* _Written request_:
In the records that follow, show each line where the word "grid" is present.

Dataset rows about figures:
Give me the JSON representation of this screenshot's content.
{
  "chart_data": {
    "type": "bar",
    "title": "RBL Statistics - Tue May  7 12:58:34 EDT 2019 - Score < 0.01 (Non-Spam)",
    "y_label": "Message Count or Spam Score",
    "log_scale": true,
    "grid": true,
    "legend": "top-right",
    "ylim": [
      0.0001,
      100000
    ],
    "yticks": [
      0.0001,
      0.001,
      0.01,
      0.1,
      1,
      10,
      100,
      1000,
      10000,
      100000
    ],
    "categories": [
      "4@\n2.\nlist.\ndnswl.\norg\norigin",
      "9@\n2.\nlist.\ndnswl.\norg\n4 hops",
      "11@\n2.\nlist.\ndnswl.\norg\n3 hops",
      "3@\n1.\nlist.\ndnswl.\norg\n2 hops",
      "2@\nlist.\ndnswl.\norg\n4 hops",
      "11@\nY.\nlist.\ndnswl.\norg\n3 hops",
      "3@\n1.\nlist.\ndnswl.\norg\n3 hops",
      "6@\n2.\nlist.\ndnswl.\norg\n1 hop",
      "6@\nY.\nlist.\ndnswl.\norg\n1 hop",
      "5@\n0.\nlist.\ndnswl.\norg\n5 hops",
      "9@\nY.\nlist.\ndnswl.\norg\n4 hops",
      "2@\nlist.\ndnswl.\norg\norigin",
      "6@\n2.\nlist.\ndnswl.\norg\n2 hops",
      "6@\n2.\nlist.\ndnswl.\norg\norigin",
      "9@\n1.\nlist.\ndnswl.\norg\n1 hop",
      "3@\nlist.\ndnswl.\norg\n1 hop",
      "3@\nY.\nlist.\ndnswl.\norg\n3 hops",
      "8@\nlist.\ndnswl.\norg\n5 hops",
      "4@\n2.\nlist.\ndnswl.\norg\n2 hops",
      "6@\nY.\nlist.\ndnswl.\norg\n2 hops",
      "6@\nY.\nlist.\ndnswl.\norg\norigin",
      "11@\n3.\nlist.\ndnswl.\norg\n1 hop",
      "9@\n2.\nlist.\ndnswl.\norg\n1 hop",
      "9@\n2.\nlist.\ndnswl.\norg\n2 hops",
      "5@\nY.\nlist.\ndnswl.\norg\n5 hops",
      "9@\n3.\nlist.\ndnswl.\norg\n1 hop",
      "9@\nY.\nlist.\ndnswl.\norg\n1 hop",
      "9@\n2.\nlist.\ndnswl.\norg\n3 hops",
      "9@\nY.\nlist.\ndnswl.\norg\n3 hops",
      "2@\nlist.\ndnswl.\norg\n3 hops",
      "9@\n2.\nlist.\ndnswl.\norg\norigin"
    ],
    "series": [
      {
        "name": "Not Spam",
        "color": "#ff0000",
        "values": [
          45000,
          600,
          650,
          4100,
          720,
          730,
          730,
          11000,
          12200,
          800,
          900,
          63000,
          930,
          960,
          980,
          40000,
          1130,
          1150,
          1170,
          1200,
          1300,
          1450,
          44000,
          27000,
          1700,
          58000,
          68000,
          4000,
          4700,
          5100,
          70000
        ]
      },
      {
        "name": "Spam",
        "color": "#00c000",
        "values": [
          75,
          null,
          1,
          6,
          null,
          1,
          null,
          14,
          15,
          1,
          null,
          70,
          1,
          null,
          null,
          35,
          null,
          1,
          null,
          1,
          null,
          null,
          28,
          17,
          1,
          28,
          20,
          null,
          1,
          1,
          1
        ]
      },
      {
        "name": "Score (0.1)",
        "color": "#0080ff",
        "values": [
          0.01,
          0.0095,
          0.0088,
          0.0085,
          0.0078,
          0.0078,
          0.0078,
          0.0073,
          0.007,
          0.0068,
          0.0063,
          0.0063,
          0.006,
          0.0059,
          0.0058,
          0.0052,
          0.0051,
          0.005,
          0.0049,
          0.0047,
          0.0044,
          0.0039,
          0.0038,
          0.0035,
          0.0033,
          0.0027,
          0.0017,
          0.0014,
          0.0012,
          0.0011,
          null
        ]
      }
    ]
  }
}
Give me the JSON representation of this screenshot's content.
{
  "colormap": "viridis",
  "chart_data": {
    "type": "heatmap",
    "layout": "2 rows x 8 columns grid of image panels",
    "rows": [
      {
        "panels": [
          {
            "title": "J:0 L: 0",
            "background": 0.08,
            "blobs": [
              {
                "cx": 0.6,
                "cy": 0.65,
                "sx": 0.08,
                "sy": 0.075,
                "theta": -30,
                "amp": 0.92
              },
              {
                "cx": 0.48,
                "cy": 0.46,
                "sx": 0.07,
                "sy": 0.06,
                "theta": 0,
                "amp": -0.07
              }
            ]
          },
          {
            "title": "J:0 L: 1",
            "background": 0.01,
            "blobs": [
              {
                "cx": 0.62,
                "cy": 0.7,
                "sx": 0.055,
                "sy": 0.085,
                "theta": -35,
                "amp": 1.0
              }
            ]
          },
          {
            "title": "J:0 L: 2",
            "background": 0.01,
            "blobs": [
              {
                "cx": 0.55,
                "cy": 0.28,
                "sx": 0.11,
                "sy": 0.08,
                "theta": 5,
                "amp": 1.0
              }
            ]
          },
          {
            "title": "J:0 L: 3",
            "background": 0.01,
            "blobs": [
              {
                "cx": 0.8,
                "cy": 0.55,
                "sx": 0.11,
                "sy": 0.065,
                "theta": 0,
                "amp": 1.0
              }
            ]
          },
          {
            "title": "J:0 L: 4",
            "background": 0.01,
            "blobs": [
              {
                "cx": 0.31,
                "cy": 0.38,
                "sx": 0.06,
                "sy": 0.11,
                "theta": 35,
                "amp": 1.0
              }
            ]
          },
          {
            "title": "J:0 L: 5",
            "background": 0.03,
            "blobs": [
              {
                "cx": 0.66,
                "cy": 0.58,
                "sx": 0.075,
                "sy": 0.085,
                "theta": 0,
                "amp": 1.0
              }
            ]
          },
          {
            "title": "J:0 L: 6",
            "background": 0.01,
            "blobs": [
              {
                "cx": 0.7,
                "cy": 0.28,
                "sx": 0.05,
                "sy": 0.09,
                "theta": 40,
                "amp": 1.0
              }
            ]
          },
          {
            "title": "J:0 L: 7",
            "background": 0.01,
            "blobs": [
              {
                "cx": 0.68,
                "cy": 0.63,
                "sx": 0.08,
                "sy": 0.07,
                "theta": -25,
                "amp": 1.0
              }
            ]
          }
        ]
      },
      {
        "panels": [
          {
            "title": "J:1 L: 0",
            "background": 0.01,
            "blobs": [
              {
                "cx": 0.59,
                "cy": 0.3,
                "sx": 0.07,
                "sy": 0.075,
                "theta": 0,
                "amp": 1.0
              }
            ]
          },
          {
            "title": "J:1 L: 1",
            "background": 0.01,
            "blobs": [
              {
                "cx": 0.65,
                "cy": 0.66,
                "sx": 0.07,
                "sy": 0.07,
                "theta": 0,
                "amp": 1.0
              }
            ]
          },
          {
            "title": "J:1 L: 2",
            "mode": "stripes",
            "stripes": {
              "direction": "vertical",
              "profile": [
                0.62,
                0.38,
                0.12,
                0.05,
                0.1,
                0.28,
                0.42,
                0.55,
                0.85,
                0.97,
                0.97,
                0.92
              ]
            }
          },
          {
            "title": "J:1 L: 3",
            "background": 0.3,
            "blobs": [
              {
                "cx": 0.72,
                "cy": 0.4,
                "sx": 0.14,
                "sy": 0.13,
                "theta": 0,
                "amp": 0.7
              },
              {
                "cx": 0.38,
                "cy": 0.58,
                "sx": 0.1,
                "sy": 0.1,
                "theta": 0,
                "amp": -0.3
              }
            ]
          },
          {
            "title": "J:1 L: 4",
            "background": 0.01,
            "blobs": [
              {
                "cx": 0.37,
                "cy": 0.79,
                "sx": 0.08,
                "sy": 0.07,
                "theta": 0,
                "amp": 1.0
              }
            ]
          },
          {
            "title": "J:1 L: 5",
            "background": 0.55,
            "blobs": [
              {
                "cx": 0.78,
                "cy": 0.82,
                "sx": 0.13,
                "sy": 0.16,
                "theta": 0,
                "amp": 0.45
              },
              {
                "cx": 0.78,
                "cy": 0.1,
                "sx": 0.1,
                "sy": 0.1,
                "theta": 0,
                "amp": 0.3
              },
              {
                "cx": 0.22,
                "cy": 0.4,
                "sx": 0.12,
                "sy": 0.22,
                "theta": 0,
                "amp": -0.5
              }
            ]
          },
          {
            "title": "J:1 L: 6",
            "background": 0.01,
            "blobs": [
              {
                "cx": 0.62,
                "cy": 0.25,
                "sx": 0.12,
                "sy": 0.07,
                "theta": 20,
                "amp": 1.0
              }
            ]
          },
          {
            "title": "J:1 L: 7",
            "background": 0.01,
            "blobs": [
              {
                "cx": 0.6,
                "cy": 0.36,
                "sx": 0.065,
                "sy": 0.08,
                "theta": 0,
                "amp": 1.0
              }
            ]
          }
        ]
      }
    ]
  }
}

* _Response to the exercise_:
    "grid": true,
    "layout": "2 rows x 8 columns grid of image panels",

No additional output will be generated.